- WHAT THIS TASK INVOLVES -
Reproduce every one of the following records line for line, without any alteration.

- GIVEN DATA -

________

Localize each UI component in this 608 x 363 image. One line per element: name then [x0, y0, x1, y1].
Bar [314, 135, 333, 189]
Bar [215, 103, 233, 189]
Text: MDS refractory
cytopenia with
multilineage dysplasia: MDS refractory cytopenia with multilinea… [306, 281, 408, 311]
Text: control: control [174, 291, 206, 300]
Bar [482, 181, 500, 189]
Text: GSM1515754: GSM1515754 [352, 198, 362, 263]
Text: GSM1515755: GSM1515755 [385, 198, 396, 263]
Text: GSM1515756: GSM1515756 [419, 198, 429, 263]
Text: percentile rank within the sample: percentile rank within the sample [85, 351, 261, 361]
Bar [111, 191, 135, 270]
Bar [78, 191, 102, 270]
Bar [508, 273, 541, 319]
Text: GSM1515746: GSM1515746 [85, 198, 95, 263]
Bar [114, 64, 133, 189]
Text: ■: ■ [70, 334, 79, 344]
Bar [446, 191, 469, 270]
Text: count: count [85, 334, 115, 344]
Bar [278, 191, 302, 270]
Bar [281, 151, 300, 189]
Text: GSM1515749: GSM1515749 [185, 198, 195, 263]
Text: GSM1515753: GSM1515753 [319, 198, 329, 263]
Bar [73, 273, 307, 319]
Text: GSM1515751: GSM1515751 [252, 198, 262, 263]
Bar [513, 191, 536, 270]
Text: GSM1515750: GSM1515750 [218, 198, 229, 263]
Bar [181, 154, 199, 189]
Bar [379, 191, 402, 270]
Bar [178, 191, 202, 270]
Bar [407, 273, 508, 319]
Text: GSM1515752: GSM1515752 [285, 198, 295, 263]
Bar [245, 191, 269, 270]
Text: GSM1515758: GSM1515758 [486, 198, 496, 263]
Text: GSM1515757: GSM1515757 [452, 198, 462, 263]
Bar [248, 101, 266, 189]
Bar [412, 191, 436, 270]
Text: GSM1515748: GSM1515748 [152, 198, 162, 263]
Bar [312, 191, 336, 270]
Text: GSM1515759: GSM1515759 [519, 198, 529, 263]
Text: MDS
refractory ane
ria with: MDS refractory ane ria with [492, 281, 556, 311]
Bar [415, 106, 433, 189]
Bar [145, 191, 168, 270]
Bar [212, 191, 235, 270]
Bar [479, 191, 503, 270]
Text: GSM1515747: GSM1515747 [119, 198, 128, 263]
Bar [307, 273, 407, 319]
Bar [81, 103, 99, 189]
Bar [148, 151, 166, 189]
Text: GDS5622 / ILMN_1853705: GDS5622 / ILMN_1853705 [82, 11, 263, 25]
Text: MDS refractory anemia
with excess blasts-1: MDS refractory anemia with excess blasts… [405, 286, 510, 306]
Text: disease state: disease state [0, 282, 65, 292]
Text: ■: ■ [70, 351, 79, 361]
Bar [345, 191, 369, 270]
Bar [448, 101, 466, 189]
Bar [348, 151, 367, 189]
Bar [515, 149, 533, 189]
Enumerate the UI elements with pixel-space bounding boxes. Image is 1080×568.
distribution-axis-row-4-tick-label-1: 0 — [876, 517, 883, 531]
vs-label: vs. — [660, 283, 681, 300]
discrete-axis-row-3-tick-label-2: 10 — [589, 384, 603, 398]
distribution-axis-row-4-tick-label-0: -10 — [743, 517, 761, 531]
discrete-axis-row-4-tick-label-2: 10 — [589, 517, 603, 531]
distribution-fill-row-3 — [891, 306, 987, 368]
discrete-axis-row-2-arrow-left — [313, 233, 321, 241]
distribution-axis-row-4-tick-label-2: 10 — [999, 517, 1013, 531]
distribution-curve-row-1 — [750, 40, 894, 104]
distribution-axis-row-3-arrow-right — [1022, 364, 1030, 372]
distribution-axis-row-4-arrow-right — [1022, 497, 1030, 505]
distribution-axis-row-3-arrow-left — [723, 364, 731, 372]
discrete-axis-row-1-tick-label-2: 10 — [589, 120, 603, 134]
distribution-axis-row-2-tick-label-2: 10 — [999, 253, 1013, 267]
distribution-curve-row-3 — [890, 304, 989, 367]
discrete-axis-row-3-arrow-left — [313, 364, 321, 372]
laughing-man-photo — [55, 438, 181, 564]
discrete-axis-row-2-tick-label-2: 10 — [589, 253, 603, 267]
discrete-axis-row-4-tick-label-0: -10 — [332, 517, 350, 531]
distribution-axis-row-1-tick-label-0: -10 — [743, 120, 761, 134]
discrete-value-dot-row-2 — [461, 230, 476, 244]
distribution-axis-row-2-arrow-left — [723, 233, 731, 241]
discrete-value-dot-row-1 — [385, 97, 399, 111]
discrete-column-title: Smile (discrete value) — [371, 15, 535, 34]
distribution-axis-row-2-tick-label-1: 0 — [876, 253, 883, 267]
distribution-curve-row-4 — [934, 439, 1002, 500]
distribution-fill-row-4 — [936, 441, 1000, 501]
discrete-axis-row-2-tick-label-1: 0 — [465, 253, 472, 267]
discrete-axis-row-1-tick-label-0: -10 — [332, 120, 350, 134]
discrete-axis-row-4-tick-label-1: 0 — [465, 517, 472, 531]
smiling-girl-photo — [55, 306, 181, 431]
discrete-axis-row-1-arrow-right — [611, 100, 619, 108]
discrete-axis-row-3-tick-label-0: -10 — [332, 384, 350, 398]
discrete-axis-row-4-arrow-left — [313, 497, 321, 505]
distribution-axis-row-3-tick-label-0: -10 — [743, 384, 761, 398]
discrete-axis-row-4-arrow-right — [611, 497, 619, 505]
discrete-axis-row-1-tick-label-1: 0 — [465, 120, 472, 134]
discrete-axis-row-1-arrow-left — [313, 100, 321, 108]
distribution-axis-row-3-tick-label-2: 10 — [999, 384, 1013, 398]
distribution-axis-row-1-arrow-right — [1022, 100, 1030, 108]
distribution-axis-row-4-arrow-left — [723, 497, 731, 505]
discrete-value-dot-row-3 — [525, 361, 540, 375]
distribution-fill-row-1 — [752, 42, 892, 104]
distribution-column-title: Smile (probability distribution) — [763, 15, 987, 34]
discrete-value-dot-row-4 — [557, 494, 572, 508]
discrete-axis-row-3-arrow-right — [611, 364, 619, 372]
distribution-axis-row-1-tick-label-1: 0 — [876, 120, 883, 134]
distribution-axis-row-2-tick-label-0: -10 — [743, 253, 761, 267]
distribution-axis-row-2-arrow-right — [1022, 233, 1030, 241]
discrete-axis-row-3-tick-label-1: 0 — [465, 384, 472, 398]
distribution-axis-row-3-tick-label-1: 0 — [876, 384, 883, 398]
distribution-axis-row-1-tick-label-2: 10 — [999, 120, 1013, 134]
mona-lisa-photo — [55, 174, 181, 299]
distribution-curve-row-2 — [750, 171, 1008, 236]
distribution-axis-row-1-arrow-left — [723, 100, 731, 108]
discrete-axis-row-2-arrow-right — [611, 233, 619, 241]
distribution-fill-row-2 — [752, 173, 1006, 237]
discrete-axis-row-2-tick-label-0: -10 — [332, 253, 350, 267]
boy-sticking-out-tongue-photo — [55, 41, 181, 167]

________

- FINAL RESULT -
Localize each UI component in this 608 x 363 image. One line per element: name then [x0, y0, x1, y1].
Bar [314, 135, 333, 189]
Bar [215, 103, 233, 189]
Text: MDS refractory
cytopenia with
multilineage dysplasia: MDS refractory cytopenia with multilinea… [306, 281, 408, 311]
Text: control: control [174, 291, 206, 300]
Bar [482, 181, 500, 189]
Text: GSM1515754: GSM1515754 [352, 198, 362, 263]
Text: GSM1515755: GSM1515755 [385, 198, 396, 263]
Text: GSM1515756: GSM1515756 [419, 198, 429, 263]
Text: percentile rank within the sample: percentile rank within the sample [85, 351, 261, 361]
Bar [111, 191, 135, 270]
Bar [78, 191, 102, 270]
Bar [508, 273, 541, 319]
Text: GSM1515746: GSM1515746 [85, 198, 95, 263]
Bar [114, 64, 133, 189]
Text: ■: ■ [70, 334, 79, 344]
Bar [446, 191, 469, 270]
Text: count: count [85, 334, 115, 344]
Bar [278, 191, 302, 270]
Bar [281, 151, 300, 189]
Text: GSM1515749: GSM1515749 [185, 198, 195, 263]
Text: GSM1515753: GSM1515753 [319, 198, 329, 263]
Bar [73, 273, 307, 319]
Text: GSM1515751: GSM1515751 [252, 198, 262, 263]
Bar [513, 191, 536, 270]
Text: GSM1515750: GSM1515750 [218, 198, 229, 263]
Bar [181, 154, 199, 189]
Bar [379, 191, 402, 270]
Bar [178, 191, 202, 270]
Bar [407, 273, 508, 319]
Text: GSM1515752: GSM1515752 [285, 198, 295, 263]
Bar [245, 191, 269, 270]
Text: GSM1515758: GSM1515758 [486, 198, 496, 263]
Text: GSM1515757: GSM1515757 [452, 198, 462, 263]
Bar [248, 101, 266, 189]
Bar [412, 191, 436, 270]
Text: GSM1515748: GSM1515748 [152, 198, 162, 263]
Bar [312, 191, 336, 270]
Text: GSM1515759: GSM1515759 [519, 198, 529, 263]
Text: MDS
refractory ane
ria with: MDS refractory ane ria with [492, 281, 556, 311]
Bar [415, 106, 433, 189]
Bar [145, 191, 168, 270]
Bar [212, 191, 235, 270]
Bar [479, 191, 503, 270]
Text: GSM1515747: GSM1515747 [119, 198, 128, 263]
Bar [307, 273, 407, 319]
Bar [81, 103, 99, 189]
Bar [148, 151, 166, 189]
Text: GDS5622 / ILMN_1853705: GDS5622 / ILMN_1853705 [82, 11, 263, 25]
Text: MDS refractory anemia
with excess blasts-1: MDS refractory anemia with excess blasts… [405, 286, 510, 306]
Text: disease state: disease state [0, 282, 65, 292]
Text: ■: ■ [70, 351, 79, 361]
Bar [345, 191, 369, 270]
Bar [448, 101, 466, 189]
Bar [348, 151, 367, 189]
Bar [515, 149, 533, 189]
Enumerate the UI elements with pixel-space bounding boxes. Image is 1080×568.
distribution-axis-row-4-tick-label-1: 0 — [876, 517, 883, 531]
vs-label: vs. — [660, 283, 681, 300]
discrete-axis-row-3-tick-label-2: 10 — [589, 384, 603, 398]
distribution-axis-row-4-tick-label-0: -10 — [743, 517, 761, 531]
discrete-axis-row-4-tick-label-2: 10 — [589, 517, 603, 531]
distribution-fill-row-3 — [891, 306, 987, 368]
discrete-axis-row-2-arrow-left — [313, 233, 321, 241]
distribution-axis-row-4-tick-label-2: 10 — [999, 517, 1013, 531]
distribution-curve-row-1 — [750, 40, 894, 104]
distribution-axis-row-3-arrow-right — [1022, 364, 1030, 372]
distribution-axis-row-4-arrow-right — [1022, 497, 1030, 505]
distribution-axis-row-3-arrow-left — [723, 364, 731, 372]
discrete-axis-row-1-tick-label-2: 10 — [589, 120, 603, 134]
distribution-axis-row-2-tick-label-2: 10 — [999, 253, 1013, 267]
distribution-curve-row-3 — [890, 304, 989, 367]
discrete-axis-row-3-arrow-left — [313, 364, 321, 372]
laughing-man-photo — [55, 438, 181, 564]
discrete-axis-row-2-tick-label-2: 10 — [589, 253, 603, 267]
discrete-axis-row-4-tick-label-0: -10 — [332, 517, 350, 531]
distribution-axis-row-1-tick-label-0: -10 — [743, 120, 761, 134]
discrete-value-dot-row-2 — [461, 230, 476, 244]
distribution-axis-row-2-arrow-left — [723, 233, 731, 241]
discrete-value-dot-row-1 — [385, 97, 399, 111]
discrete-column-title: Smile (discrete value) — [371, 15, 535, 34]
distribution-axis-row-2-tick-label-1: 0 — [876, 253, 883, 267]
distribution-curve-row-4 — [934, 439, 1002, 500]
distribution-fill-row-4 — [936, 441, 1000, 501]
discrete-axis-row-2-tick-label-1: 0 — [465, 253, 472, 267]
discrete-axis-row-1-tick-label-0: -10 — [332, 120, 350, 134]
discrete-axis-row-4-tick-label-1: 0 — [465, 517, 472, 531]
smiling-girl-photo — [55, 306, 181, 431]
discrete-axis-row-1-arrow-right — [611, 100, 619, 108]
discrete-axis-row-3-tick-label-0: -10 — [332, 384, 350, 398]
discrete-axis-row-4-arrow-left — [313, 497, 321, 505]
distribution-axis-row-3-tick-label-0: -10 — [743, 384, 761, 398]
discrete-axis-row-4-arrow-right — [611, 497, 619, 505]
discrete-axis-row-1-tick-label-1: 0 — [465, 120, 472, 134]
discrete-axis-row-1-arrow-left — [313, 100, 321, 108]
distribution-axis-row-3-tick-label-2: 10 — [999, 384, 1013, 398]
distribution-axis-row-1-arrow-right — [1022, 100, 1030, 108]
distribution-axis-row-4-arrow-left — [723, 497, 731, 505]
discrete-value-dot-row-3 — [525, 361, 540, 375]
distribution-fill-row-1 — [752, 42, 892, 104]
distribution-column-title: Smile (probability distribution) — [763, 15, 987, 34]
discrete-value-dot-row-4 — [557, 494, 572, 508]
discrete-axis-row-3-arrow-right — [611, 364, 619, 372]
distribution-axis-row-1-tick-label-1: 0 — [876, 120, 883, 134]
distribution-axis-row-2-tick-label-0: -10 — [743, 253, 761, 267]
distribution-axis-row-2-arrow-right — [1022, 233, 1030, 241]
discrete-axis-row-3-tick-label-1: 0 — [465, 384, 472, 398]
distribution-axis-row-3-tick-label-1: 0 — [876, 384, 883, 398]
distribution-axis-row-1-tick-label-2: 10 — [999, 120, 1013, 134]
mona-lisa-photo — [55, 174, 181, 299]
distribution-curve-row-2 — [750, 171, 1008, 236]
distribution-axis-row-1-arrow-left — [723, 100, 731, 108]
discrete-axis-row-2-arrow-right — [611, 233, 619, 241]
distribution-fill-row-2 — [752, 173, 1006, 237]
discrete-axis-row-2-tick-label-0: -10 — [332, 253, 350, 267]
boy-sticking-out-tongue-photo — [55, 41, 181, 167]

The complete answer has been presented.